──────── Stored data ────────

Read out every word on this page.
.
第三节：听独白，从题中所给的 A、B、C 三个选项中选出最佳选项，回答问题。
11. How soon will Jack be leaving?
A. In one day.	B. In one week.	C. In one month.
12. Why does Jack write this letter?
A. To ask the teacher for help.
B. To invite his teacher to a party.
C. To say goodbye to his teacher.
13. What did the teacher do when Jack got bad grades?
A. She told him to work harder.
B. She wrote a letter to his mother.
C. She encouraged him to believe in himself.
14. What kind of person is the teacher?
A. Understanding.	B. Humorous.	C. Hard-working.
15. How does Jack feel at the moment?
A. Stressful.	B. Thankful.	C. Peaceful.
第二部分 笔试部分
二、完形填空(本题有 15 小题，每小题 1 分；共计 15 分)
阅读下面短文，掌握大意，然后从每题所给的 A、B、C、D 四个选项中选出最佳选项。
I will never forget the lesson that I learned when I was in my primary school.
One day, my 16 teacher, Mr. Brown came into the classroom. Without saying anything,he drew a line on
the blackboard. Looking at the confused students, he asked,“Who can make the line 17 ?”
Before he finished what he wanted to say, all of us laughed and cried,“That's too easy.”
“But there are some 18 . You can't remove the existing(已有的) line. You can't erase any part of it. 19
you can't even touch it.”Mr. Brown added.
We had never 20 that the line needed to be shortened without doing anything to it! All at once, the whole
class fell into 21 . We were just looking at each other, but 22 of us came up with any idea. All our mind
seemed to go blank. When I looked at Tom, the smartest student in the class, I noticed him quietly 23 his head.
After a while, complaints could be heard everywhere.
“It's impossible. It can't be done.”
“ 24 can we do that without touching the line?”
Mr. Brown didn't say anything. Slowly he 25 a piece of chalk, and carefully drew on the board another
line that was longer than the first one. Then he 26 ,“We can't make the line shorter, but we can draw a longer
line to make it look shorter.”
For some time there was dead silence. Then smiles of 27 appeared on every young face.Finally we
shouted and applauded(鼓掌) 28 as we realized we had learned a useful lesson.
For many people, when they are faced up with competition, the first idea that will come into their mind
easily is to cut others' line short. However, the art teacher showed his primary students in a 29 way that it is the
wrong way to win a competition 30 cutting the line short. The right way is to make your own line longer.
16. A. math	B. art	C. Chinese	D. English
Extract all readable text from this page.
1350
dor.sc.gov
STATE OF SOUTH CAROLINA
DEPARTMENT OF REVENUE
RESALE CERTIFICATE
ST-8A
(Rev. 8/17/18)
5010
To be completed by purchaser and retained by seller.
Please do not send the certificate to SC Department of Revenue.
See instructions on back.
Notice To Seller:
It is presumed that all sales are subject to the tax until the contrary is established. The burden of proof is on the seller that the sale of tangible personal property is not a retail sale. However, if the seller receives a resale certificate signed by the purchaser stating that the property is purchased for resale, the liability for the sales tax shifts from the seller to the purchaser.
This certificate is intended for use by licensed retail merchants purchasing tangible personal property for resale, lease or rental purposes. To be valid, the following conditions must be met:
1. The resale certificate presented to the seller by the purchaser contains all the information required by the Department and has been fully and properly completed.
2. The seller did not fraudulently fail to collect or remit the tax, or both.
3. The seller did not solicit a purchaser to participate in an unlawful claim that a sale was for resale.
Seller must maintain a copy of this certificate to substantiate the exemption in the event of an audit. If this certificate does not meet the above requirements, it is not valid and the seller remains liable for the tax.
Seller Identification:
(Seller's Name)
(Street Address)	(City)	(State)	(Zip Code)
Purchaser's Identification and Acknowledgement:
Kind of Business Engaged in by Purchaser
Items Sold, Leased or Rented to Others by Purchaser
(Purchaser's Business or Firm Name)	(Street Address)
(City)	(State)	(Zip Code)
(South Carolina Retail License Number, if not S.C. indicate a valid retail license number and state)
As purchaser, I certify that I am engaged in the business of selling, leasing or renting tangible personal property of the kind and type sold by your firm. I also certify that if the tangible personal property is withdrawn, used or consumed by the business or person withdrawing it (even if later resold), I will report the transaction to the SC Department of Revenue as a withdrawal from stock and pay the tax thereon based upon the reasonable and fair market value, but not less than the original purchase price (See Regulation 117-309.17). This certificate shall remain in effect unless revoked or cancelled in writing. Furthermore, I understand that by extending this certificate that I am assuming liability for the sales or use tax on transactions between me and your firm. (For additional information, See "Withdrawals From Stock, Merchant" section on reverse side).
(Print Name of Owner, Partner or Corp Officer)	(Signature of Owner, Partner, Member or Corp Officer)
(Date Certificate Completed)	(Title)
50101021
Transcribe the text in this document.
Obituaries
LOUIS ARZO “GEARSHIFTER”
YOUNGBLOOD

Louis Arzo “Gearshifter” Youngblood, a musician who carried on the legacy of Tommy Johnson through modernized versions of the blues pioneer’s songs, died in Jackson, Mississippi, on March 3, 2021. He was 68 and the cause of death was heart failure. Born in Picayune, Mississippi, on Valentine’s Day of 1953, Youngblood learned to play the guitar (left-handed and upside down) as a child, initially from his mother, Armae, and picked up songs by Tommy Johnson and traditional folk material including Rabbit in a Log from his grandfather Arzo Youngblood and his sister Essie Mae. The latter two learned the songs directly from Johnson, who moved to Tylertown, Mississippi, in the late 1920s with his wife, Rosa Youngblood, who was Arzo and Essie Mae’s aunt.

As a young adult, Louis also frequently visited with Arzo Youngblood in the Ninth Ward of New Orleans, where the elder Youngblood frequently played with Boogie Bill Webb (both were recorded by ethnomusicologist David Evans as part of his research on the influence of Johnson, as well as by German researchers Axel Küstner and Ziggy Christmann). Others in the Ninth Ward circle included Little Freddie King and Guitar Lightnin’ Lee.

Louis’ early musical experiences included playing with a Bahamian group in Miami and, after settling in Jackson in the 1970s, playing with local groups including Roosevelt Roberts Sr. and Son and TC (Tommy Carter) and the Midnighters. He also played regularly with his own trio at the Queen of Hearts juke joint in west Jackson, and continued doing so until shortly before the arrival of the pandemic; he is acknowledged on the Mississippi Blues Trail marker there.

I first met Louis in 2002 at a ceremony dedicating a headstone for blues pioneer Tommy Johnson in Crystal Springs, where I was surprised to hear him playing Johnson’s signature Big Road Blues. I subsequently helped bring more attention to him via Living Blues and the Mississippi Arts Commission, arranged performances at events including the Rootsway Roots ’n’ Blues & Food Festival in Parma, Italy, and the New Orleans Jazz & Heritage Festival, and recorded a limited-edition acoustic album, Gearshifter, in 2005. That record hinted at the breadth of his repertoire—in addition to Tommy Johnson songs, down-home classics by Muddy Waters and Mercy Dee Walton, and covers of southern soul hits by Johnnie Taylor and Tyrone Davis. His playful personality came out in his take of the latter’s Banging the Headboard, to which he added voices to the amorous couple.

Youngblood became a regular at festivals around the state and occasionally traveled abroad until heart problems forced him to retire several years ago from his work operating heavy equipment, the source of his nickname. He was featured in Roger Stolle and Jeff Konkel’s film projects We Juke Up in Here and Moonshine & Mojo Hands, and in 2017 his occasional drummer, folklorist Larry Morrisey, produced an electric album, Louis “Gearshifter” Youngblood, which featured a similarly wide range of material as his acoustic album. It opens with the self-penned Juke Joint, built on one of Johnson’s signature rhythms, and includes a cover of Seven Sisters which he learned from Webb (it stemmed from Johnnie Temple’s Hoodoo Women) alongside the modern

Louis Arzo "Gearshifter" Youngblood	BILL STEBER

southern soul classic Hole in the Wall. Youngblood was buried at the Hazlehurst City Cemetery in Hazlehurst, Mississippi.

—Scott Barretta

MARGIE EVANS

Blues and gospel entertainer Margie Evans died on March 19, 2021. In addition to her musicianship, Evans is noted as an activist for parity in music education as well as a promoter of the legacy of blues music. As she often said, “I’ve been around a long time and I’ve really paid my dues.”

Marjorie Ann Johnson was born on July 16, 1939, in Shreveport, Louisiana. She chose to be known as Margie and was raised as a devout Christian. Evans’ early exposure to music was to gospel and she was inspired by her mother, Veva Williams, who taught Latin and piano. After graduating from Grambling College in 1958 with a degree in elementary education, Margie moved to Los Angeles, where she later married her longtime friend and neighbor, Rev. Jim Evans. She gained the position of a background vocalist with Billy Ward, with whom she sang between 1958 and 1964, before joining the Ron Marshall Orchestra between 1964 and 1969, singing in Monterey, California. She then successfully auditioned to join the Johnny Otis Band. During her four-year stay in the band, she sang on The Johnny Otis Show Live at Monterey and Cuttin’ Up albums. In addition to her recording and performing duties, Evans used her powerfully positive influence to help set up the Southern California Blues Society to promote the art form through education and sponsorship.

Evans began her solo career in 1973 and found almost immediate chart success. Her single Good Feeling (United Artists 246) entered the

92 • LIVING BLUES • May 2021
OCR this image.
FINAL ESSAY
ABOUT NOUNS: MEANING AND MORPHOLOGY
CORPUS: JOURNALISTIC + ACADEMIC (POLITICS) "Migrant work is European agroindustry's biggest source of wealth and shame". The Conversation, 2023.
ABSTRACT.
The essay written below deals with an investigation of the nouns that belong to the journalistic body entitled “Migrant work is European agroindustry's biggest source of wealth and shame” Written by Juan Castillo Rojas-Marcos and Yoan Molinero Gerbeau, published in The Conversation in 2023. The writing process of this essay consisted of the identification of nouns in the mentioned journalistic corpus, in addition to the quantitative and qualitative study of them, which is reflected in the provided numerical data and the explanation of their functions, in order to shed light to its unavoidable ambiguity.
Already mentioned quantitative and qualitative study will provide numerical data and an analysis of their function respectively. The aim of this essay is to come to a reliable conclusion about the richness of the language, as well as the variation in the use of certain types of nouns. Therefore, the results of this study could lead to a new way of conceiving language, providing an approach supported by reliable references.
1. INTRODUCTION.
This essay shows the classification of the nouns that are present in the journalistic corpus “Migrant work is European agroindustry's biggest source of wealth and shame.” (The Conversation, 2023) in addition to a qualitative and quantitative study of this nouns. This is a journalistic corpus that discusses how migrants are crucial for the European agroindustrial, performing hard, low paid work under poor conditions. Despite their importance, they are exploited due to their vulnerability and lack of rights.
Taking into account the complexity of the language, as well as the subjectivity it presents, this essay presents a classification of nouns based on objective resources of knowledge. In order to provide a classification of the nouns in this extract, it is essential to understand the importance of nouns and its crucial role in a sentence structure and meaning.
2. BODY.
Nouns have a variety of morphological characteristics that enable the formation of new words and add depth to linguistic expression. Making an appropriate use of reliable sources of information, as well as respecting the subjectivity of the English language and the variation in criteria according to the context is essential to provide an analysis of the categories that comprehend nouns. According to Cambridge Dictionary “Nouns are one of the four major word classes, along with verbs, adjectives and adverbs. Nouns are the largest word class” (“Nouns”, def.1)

────────

## Requirements
Select every line of the records holding the string "students".

## Result
the blackboard. Looking at the confused students, he asked,“Who can make the line 17 ?”
easily is to cut others' line short. However, the art teacher showed his primary students in a 29 way that it is the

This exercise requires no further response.